WHAT THE TASK ASKS: Repeat the material below word for word and leave out all pictures.

━━━━━ GIVEN RECORDS

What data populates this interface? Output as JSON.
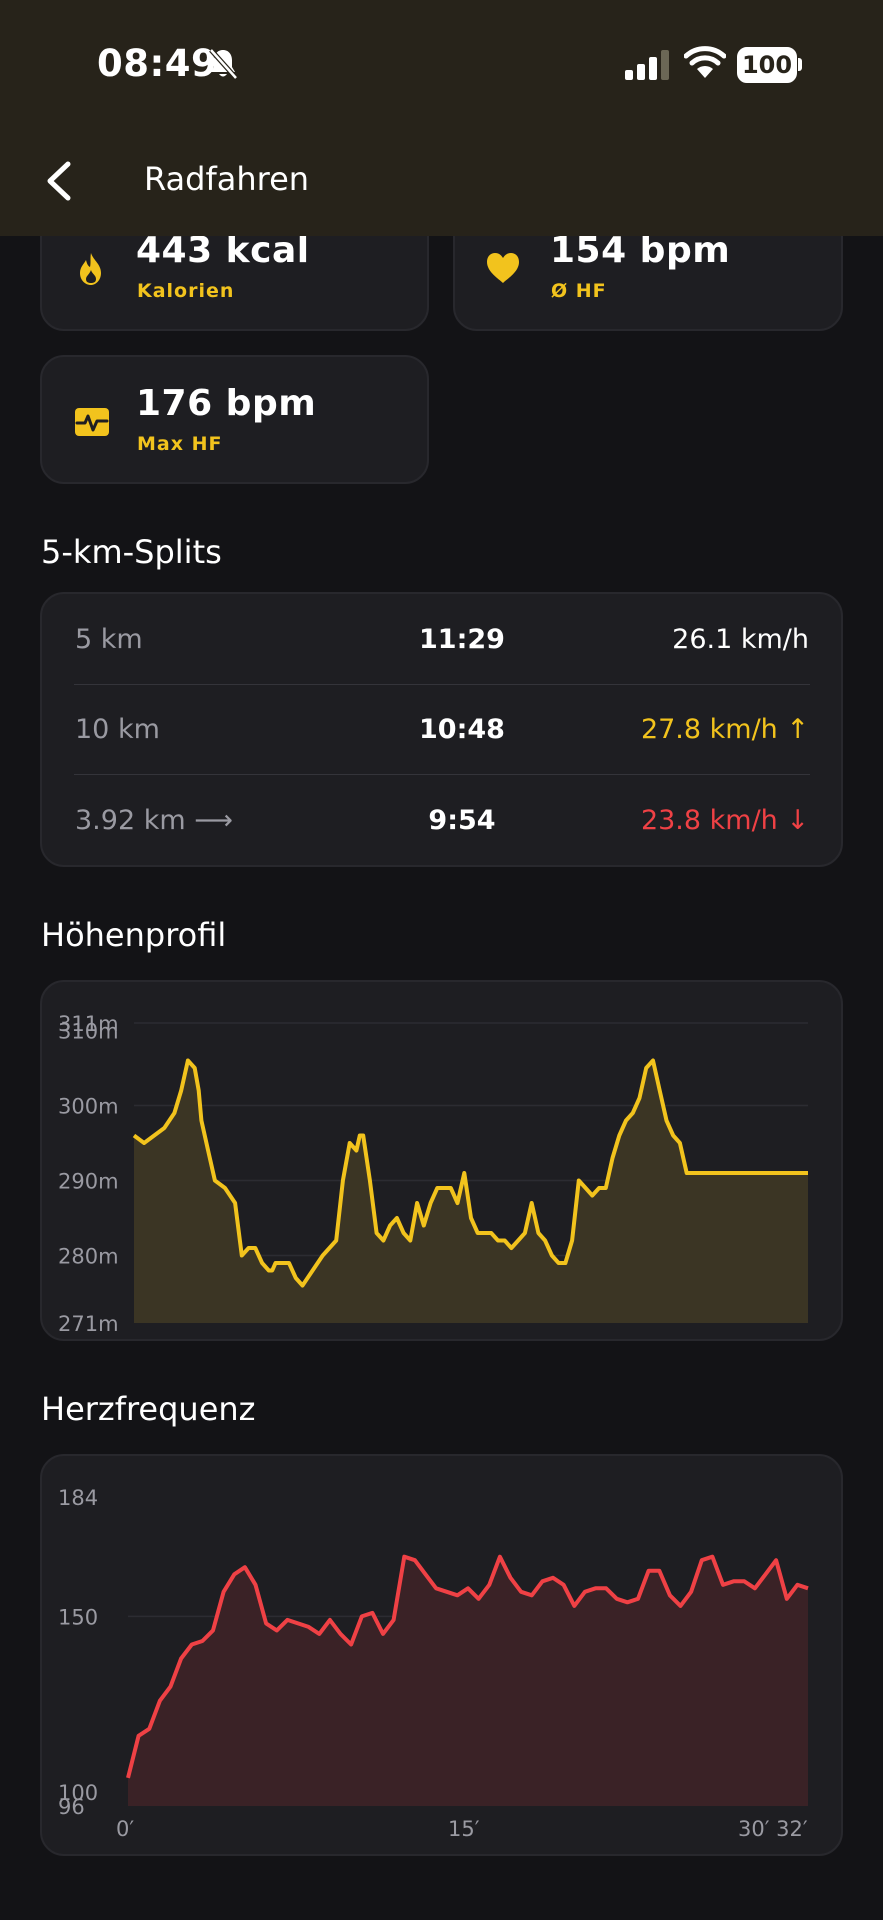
{
  "status_bar": {
    "time": "08:49",
    "battery": "100",
    "icons": [
      "bell-slash-icon",
      "cellular-signal-icon",
      "wifi-icon",
      "battery-icon"
    ]
  },
  "header": {
    "title": "Radfahren",
    "back_icon": "chevron-left-icon"
  },
  "stats": [
    {
      "value": "443 kcal",
      "label": "Kalorien",
      "icon": "flame-icon"
    },
    {
      "value": "154 bpm",
      "label": "Ø HF",
      "icon": "heart-icon"
    },
    {
      "value": "176 bpm",
      "label": "Max HF",
      "icon": "heart-rate-icon"
    }
  ],
  "splits": {
    "title": "5-km-Splits",
    "rows": [
      {
        "distance": "5 km",
        "time": "11:29",
        "speed": "26.1 km/h",
        "trend": "neutral"
      },
      {
        "distance": "10 km",
        "time": "10:48",
        "speed": "27.8 km/h ↑",
        "trend": "up"
      },
      {
        "distance": "3.92 km ⟶",
        "time": "9:54",
        "speed": "23.8 km/h ↓",
        "trend": "down"
      }
    ]
  },
  "colors": {
    "accent": "#f2c31d",
    "heart": "#ef4145",
    "card": "#1e1e22",
    "background": "#131316",
    "header": "#27231a"
  },
  "chart_data": [
    {
      "type": "area",
      "title": "Höhenprofil",
      "y_ticks": [
        "311m",
        "310m",
        "300m",
        "290m",
        "280m",
        "271m"
      ],
      "ylim": [
        271,
        311
      ],
      "x": [
        0,
        1.5,
        3,
        4.5,
        6,
        7,
        8,
        9,
        9.6,
        10,
        11,
        12,
        13.5,
        15,
        16,
        17,
        18,
        18.5,
        19,
        20,
        20.5,
        21,
        22,
        23,
        24,
        25,
        26.5,
        28,
        30,
        31,
        32,
        33,
        33.5,
        34,
        35,
        36,
        37,
        38,
        39,
        40,
        41,
        42,
        43,
        44,
        45,
        46,
        47,
        48,
        49,
        50,
        51,
        52,
        53,
        54,
        55,
        56,
        57,
        58,
        59,
        60,
        61,
        62,
        63,
        64,
        65,
        66,
        67,
        68,
        69,
        70,
        71,
        72,
        73,
        74,
        75,
        76,
        77,
        78,
        79,
        80,
        81,
        82,
        83,
        84,
        85,
        86,
        87,
        88,
        89,
        90,
        91,
        92,
        93,
        94,
        95,
        96,
        97,
        98,
        99,
        100
      ],
      "values": [
        296,
        295,
        296,
        297,
        299,
        302,
        306,
        305,
        302,
        298,
        294,
        290,
        289,
        287,
        280,
        281,
        281,
        280,
        279,
        278,
        278,
        279,
        279,
        279,
        277,
        276,
        278,
        280,
        282,
        290,
        295,
        294,
        296,
        296,
        290,
        283,
        282,
        284,
        285,
        283,
        282,
        287,
        284,
        287,
        289,
        289,
        289,
        287,
        291,
        285,
        283,
        283,
        283,
        282,
        282,
        281,
        282,
        283,
        287,
        283,
        282,
        280,
        279,
        279,
        282,
        290,
        289,
        288,
        289,
        289,
        293,
        296,
        298,
        299,
        301,
        305,
        306,
        302,
        298,
        296,
        295,
        291,
        291,
        291,
        291,
        291,
        291,
        291,
        291,
        291,
        291,
        291,
        291,
        291,
        291,
        291,
        291,
        291,
        291,
        291
      ],
      "x_extent_note": "",
      "series_color": "#f2c31d"
    },
    {
      "type": "area",
      "title": "Herzfrequenz",
      "y_ticks": [
        "184",
        "150",
        "100",
        "96"
      ],
      "ylim": [
        96,
        184
      ],
      "x_ticks": [
        "0′",
        "15′",
        "30′ 32′"
      ],
      "x": [
        0,
        0.5,
        1,
        1.5,
        2,
        2.5,
        3,
        3.5,
        4,
        4.5,
        5,
        5.5,
        6,
        6.5,
        7,
        7.5,
        8,
        8.5,
        9,
        9.5,
        10,
        10.5,
        11,
        11.5,
        12,
        12.5,
        13,
        13.5,
        14,
        14.5,
        15,
        15.5,
        16,
        16.5,
        17,
        17.5,
        18,
        18.5,
        19,
        19.5,
        20,
        20.5,
        21,
        21.5,
        22,
        22.5,
        23,
        23.5,
        24,
        24.5,
        25,
        25.5,
        26,
        26.5,
        27,
        27.5,
        28,
        28.5,
        29,
        29.5,
        30,
        30.5,
        31,
        31.5,
        32
      ],
      "values": [
        104,
        116,
        118,
        126,
        130,
        138,
        142,
        143,
        146,
        157,
        162,
        164,
        159,
        148,
        146,
        149,
        148,
        147,
        145,
        149,
        145,
        142,
        150,
        151,
        145,
        149,
        167,
        166,
        162,
        158,
        157,
        156,
        158,
        155,
        159,
        167,
        161,
        157,
        156,
        160,
        161,
        159,
        153,
        157,
        158,
        158,
        155,
        154,
        155,
        163,
        163,
        156,
        153,
        157,
        166,
        167,
        159,
        160,
        160,
        158,
        162,
        166,
        155,
        159,
        158
      ],
      "series_color": "#ef4145"
    }
  ],
  "heart_section": {
    "title": "Herzfrequenz"
  },
  "elevation_section": {
    "title": "Höhenprofil"
  }
}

━━━━━━━━━━

FINAL RESULT:
What data populates this interface? Output as JSON.
{
  "status_bar": {
    "time": "08:49",
    "battery": "100",
    "icons": [
      "bell-slash-icon",
      "cellular-signal-icon",
      "wifi-icon",
      "battery-icon"
    ]
  },
  "header": {
    "title": "Radfahren",
    "back_icon": "chevron-left-icon"
  },
  "stats": [
    {
      "value": "443 kcal",
      "label": "Kalorien",
      "icon": "flame-icon"
    },
    {
      "value": "154 bpm",
      "label": "Ø HF",
      "icon": "heart-icon"
    },
    {
      "value": "176 bpm",
      "label": "Max HF",
      "icon": "heart-rate-icon"
    }
  ],
  "splits": {
    "title": "5-km-Splits",
    "rows": [
      {
        "distance": "5 km",
        "time": "11:29",
        "speed": "26.1 km/h",
        "trend": "neutral"
      },
      {
        "distance": "10 km",
        "time": "10:48",
        "speed": "27.8 km/h ↑",
        "trend": "up"
      },
      {
        "distance": "3.92 km ⟶",
        "time": "9:54",
        "speed": "23.8 km/h ↓",
        "trend": "down"
      }
    ]
  },
  "colors": {
    "accent": "#f2c31d",
    "heart": "#ef4145",
    "card": "#1e1e22",
    "background": "#131316",
    "header": "#27231a"
  },
  "chart_data": [
    {
      "type": "area",
      "title": "Höhenprofil",
      "y_ticks": [
        "311m",
        "310m",
        "300m",
        "290m",
        "280m",
        "271m"
      ],
      "ylim": [
        271,
        311
      ],
      "x": [
        0,
        1.5,
        3,
        4.5,
        6,
        7,
        8,
        9,
        9.6,
        10,
        11,
        12,
        13.5,
        15,
        16,
        17,
        18,
        18.5,
        19,
        20,
        20.5,
        21,
        22,
        23,
        24,
        25,
        26.5,
        28,
        30,
        31,
        32,
        33,
        33.5,
        34,
        35,
        36,
        37,
        38,
        39,
        40,
        41,
        42,
        43,
        44,
        45,
        46,
        47,
        48,
        49,
        50,
        51,
        52,
        53,
        54,
        55,
        56,
        57,
        58,
        59,
        60,
        61,
        62,
        63,
        64,
        65,
        66,
        67,
        68,
        69,
        70,
        71,
        72,
        73,
        74,
        75,
        76,
        77,
        78,
        79,
        80,
        81,
        82,
        83,
        84,
        85,
        86,
        87,
        88,
        89,
        90,
        91,
        92,
        93,
        94,
        95,
        96,
        97,
        98,
        99,
        100
      ],
      "values": [
        296,
        295,
        296,
        297,
        299,
        302,
        306,
        305,
        302,
        298,
        294,
        290,
        289,
        287,
        280,
        281,
        281,
        280,
        279,
        278,
        278,
        279,
        279,
        279,
        277,
        276,
        278,
        280,
        282,
        290,
        295,
        294,
        296,
        296,
        290,
        283,
        282,
        284,
        285,
        283,
        282,
        287,
        284,
        287,
        289,
        289,
        289,
        287,
        291,
        285,
        283,
        283,
        283,
        282,
        282,
        281,
        282,
        283,
        287,
        283,
        282,
        280,
        279,
        279,
        282,
        290,
        289,
        288,
        289,
        289,
        293,
        296,
        298,
        299,
        301,
        305,
        306,
        302,
        298,
        296,
        295,
        291,
        291,
        291,
        291,
        291,
        291,
        291,
        291,
        291,
        291,
        291,
        291,
        291,
        291,
        291,
        291,
        291,
        291,
        291
      ],
      "x_extent_note": "",
      "series_color": "#f2c31d"
    },
    {
      "type": "area",
      "title": "Herzfrequenz",
      "y_ticks": [
        "184",
        "150",
        "100",
        "96"
      ],
      "ylim": [
        96,
        184
      ],
      "x_ticks": [
        "0′",
        "15′",
        "30′ 32′"
      ],
      "x": [
        0,
        0.5,
        1,
        1.5,
        2,
        2.5,
        3,
        3.5,
        4,
        4.5,
        5,
        5.5,
        6,
        6.5,
        7,
        7.5,
        8,
        8.5,
        9,
        9.5,
        10,
        10.5,
        11,
        11.5,
        12,
        12.5,
        13,
        13.5,
        14,
        14.5,
        15,
        15.5,
        16,
        16.5,
        17,
        17.5,
        18,
        18.5,
        19,
        19.5,
        20,
        20.5,
        21,
        21.5,
        22,
        22.5,
        23,
        23.5,
        24,
        24.5,
        25,
        25.5,
        26,
        26.5,
        27,
        27.5,
        28,
        28.5,
        29,
        29.5,
        30,
        30.5,
        31,
        31.5,
        32
      ],
      "values": [
        104,
        116,
        118,
        126,
        130,
        138,
        142,
        143,
        146,
        157,
        162,
        164,
        159,
        148,
        146,
        149,
        148,
        147,
        145,
        149,
        145,
        142,
        150,
        151,
        145,
        149,
        167,
        166,
        162,
        158,
        157,
        156,
        158,
        155,
        159,
        167,
        161,
        157,
        156,
        160,
        161,
        159,
        153,
        157,
        158,
        158,
        155,
        154,
        155,
        163,
        163,
        156,
        153,
        157,
        166,
        167,
        159,
        160,
        160,
        158,
        162,
        166,
        155,
        159,
        158
      ],
      "series_color": "#ef4145"
    }
  ],
  "heart_section": {
    "title": "Herzfrequenz"
  },
  "elevation_section": {
    "title": "Höhenprofil"
  }
}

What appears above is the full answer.